-- start --

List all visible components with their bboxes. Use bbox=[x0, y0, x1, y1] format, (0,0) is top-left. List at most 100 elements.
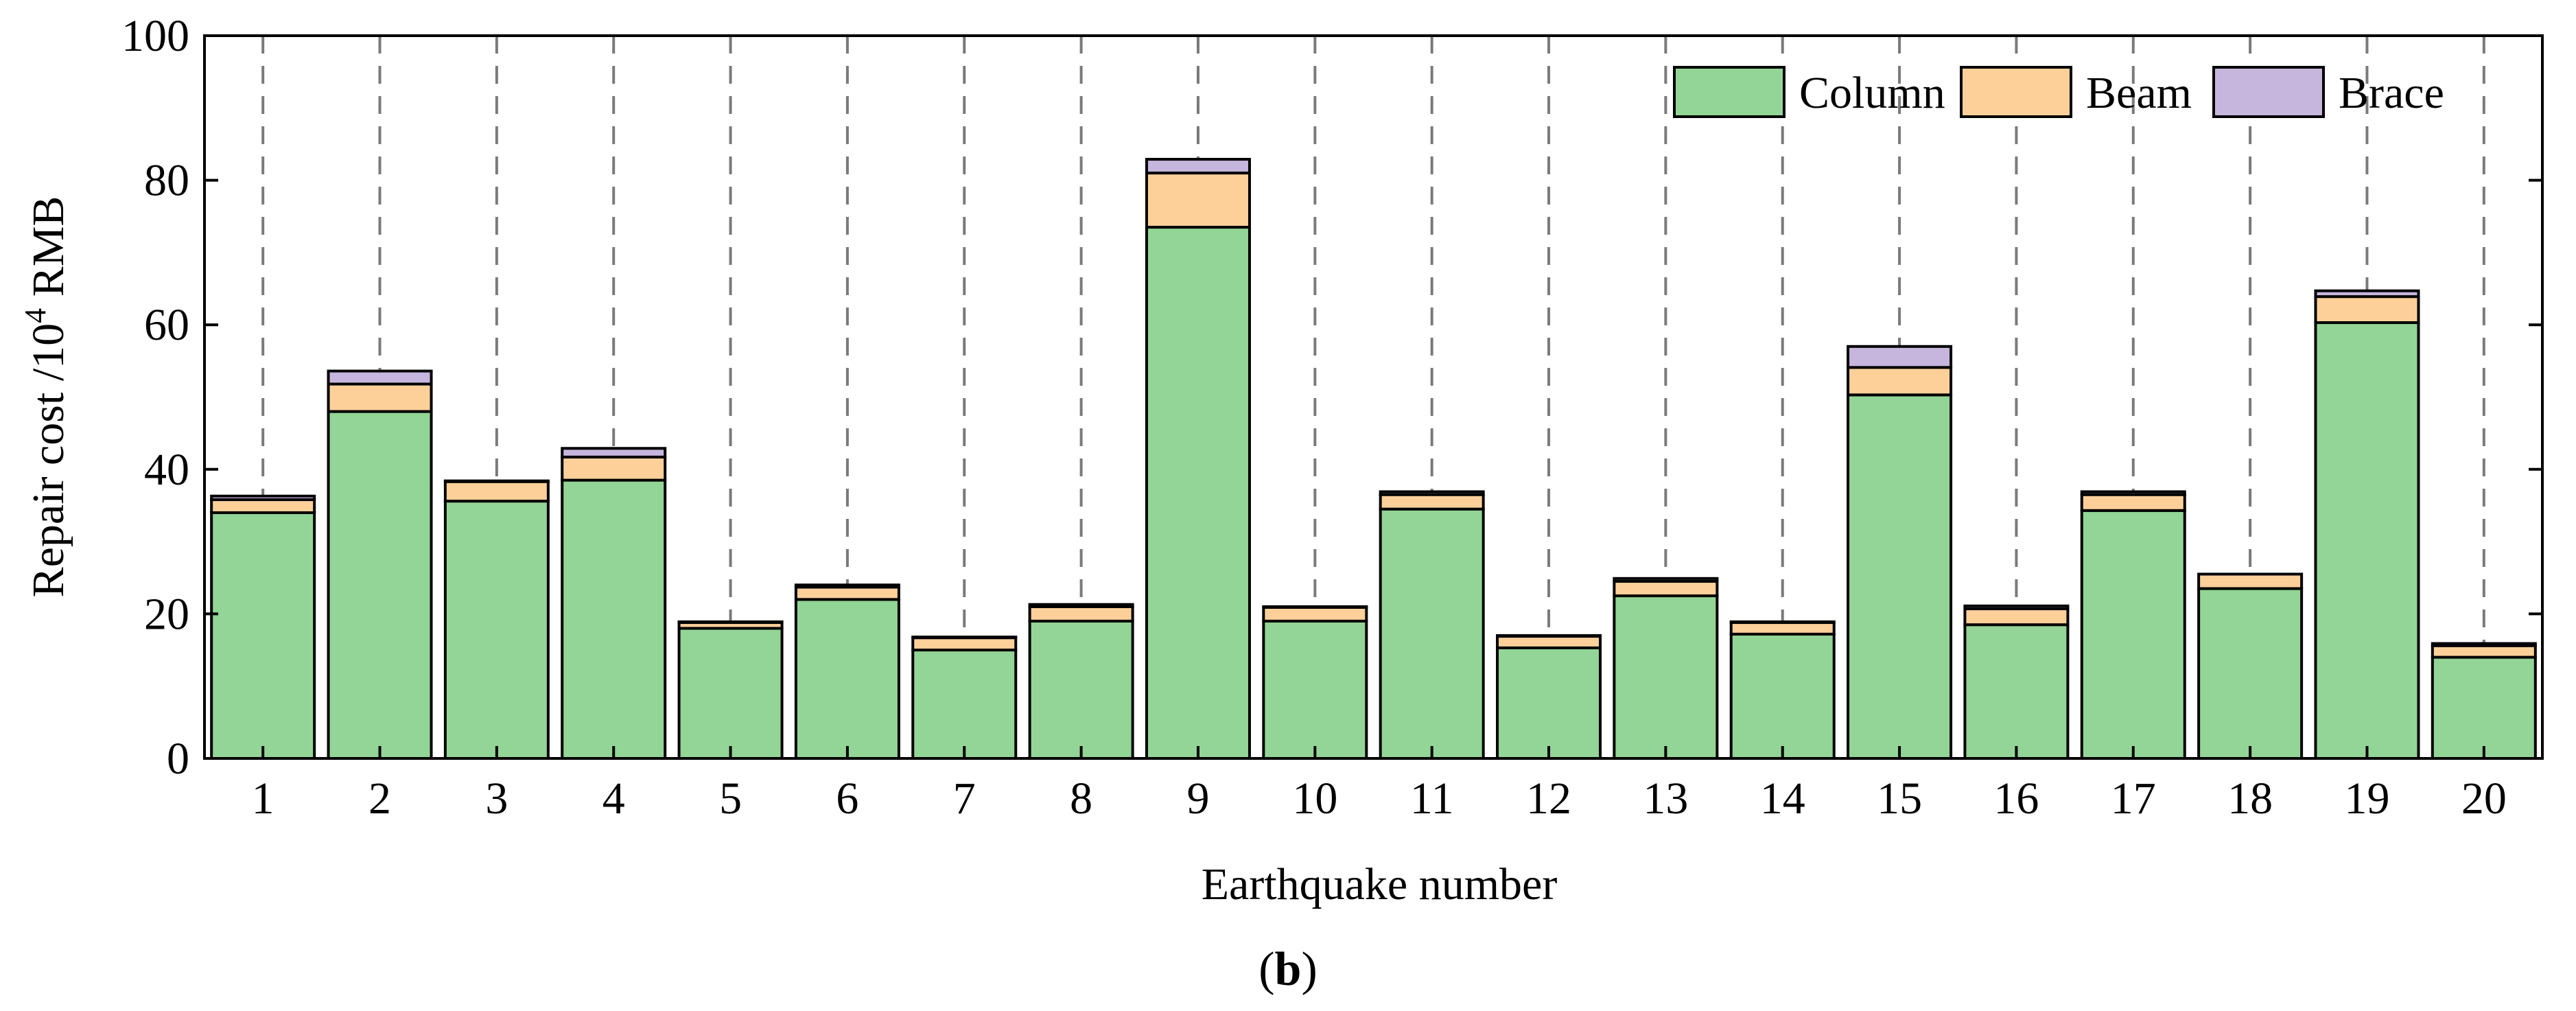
y-axis-title: Repair cost /104 RMB bbox=[19, 196, 73, 598]
bar-segment-column bbox=[1847, 393, 1953, 760]
bar-segment-beam bbox=[327, 382, 433, 413]
bar-segment-column bbox=[1613, 594, 1719, 760]
legend-label-beam: Beam bbox=[2086, 68, 2192, 118]
x-tick-label: 19 bbox=[2344, 774, 2389, 824]
x-tick-label: 10 bbox=[1292, 774, 1337, 824]
x-tick-label: 9 bbox=[1186, 774, 1209, 824]
bar-segment-brace bbox=[677, 620, 784, 625]
bar-segment-column bbox=[1496, 646, 1602, 760]
x-tick-label: 15 bbox=[1877, 774, 1922, 824]
x-tick-label: 18 bbox=[2227, 774, 2273, 824]
bar-segment-column bbox=[327, 410, 433, 760]
bar-segment-beam bbox=[210, 498, 316, 514]
bar-segment-brace bbox=[1963, 604, 2070, 611]
panel-label: (b) bbox=[1258, 943, 1318, 996]
bar-segment-beam bbox=[1262, 605, 1368, 623]
bar-segment-brace bbox=[1379, 490, 1485, 496]
bar-segment-brace bbox=[2080, 490, 2186, 496]
bar-segment-column bbox=[2314, 321, 2420, 760]
bar-segment-column bbox=[1262, 619, 1368, 760]
y-tick-label: 40 bbox=[144, 445, 189, 495]
legend-swatch-beam bbox=[1960, 66, 2072, 118]
x-tick-label: 13 bbox=[1643, 774, 1688, 824]
x-tick-label: 17 bbox=[2111, 774, 2156, 824]
bar-segment-column bbox=[2080, 509, 2186, 760]
x-axis: 1 2 3 4 5 6 7 8 9 10 11 12 13 14 15 16 17 18 19 20 bbox=[252, 746, 2507, 824]
legend-swatch-column bbox=[1673, 66, 1785, 118]
x-tick-label: 12 bbox=[1526, 774, 1571, 824]
bar-segment-column bbox=[1145, 226, 1251, 760]
bar-segment-beam bbox=[1729, 621, 1836, 636]
x-tick-label: 2 bbox=[368, 774, 391, 824]
bar-segment-column bbox=[1379, 507, 1485, 760]
x-tick-label: 4 bbox=[602, 774, 625, 824]
bar-segment-column bbox=[911, 649, 1018, 760]
bar-segment-beam bbox=[911, 636, 1018, 652]
bar-segment-brace bbox=[794, 583, 900, 589]
bar-segment-beam bbox=[1613, 580, 1719, 598]
x-tick-label: 7 bbox=[953, 774, 976, 824]
bar-segment-column bbox=[1729, 632, 1836, 760]
bar-segment-brace bbox=[327, 369, 433, 386]
y-tick-label: 0 bbox=[167, 734, 189, 784]
x-tick-label: 16 bbox=[1993, 774, 2039, 824]
x-tick-label: 8 bbox=[1070, 774, 1092, 824]
y-axis-title-superscript: 4 bbox=[19, 308, 52, 323]
bar-segment-brace bbox=[443, 479, 550, 483]
bar-segment-beam bbox=[2431, 644, 2537, 659]
bar-segment-brace bbox=[1847, 345, 1953, 369]
plot-frame bbox=[203, 34, 2544, 760]
bar-segment-brace bbox=[561, 447, 667, 458]
x-axis-title: Earthquake number bbox=[1202, 859, 1558, 909]
y-tick-label: 100 bbox=[121, 11, 189, 61]
bar-segment-beam bbox=[794, 585, 900, 601]
bar-segment-brace bbox=[2314, 289, 2420, 299]
bar-segment-brace bbox=[210, 494, 316, 502]
bar-segment-brace bbox=[1028, 603, 1134, 608]
x-tick-label: 5 bbox=[719, 774, 742, 824]
y-axis: 0 20 40 60 80 100 bbox=[121, 11, 2542, 784]
bar-segment-brace bbox=[1613, 577, 1719, 583]
bar-segment-beam bbox=[1028, 605, 1134, 623]
bar-segment-beam bbox=[1145, 172, 1251, 229]
bar-segment-column bbox=[443, 500, 550, 760]
bar-segment-column bbox=[1028, 619, 1134, 760]
x-tick-label: 3 bbox=[485, 774, 508, 824]
legend-label-brace: Brace bbox=[2339, 68, 2444, 118]
bar-segment-column bbox=[794, 598, 900, 760]
bars bbox=[210, 158, 2537, 760]
x-tick-label: 6 bbox=[836, 774, 858, 824]
bar-segment-column bbox=[210, 511, 316, 760]
x-tick-label: 14 bbox=[1760, 774, 1805, 824]
bar-segment-brace bbox=[2431, 642, 2537, 647]
bar-segment-column bbox=[2431, 655, 2537, 760]
bar-segment-beam bbox=[1963, 607, 2070, 627]
bar-segment-beam bbox=[1379, 493, 1485, 511]
y-axis-title-unit: RMB bbox=[23, 196, 73, 308]
panel-label-letter: b bbox=[1275, 943, 1302, 996]
bar-segment-beam bbox=[2080, 493, 2186, 512]
x-tick-label: 20 bbox=[2461, 774, 2507, 824]
bar-segment-column bbox=[561, 478, 667, 760]
y-tick-label: 80 bbox=[144, 156, 189, 206]
bar-segment-beam bbox=[1496, 635, 1602, 649]
y-tick-label: 60 bbox=[144, 300, 189, 350]
legend: Column Beam Brace bbox=[1673, 66, 2444, 118]
bar-segment-column bbox=[2197, 587, 2304, 760]
y-tick-label: 20 bbox=[144, 589, 189, 639]
x-tick-label: 11 bbox=[1410, 774, 1454, 824]
bar-segment-column bbox=[677, 627, 784, 760]
bar-segment-beam bbox=[561, 455, 667, 482]
legend-swatch-brace bbox=[2212, 66, 2325, 118]
bar-segment-column bbox=[1963, 623, 2070, 760]
bar-segment-beam bbox=[2314, 295, 2420, 325]
legend-label-column: Column bbox=[1799, 68, 1945, 118]
bar-segment-beam bbox=[1847, 366, 1953, 397]
bar-segment-brace bbox=[1145, 158, 1251, 175]
bar-segment-brace bbox=[1729, 620, 1836, 625]
bar-segment-brace bbox=[911, 636, 1018, 640]
bar-segment-beam bbox=[443, 480, 550, 503]
bar-segment-beam bbox=[2197, 572, 2304, 590]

-- end --

(Task to complete) Extract each line from the records above that contains the string "swatch".

(Solution for this exercise)
legend-swatch-beam bbox=[1960, 66, 2072, 118]
legend-swatch-column bbox=[1673, 66, 1785, 118]
legend-swatch-brace bbox=[2212, 66, 2325, 118]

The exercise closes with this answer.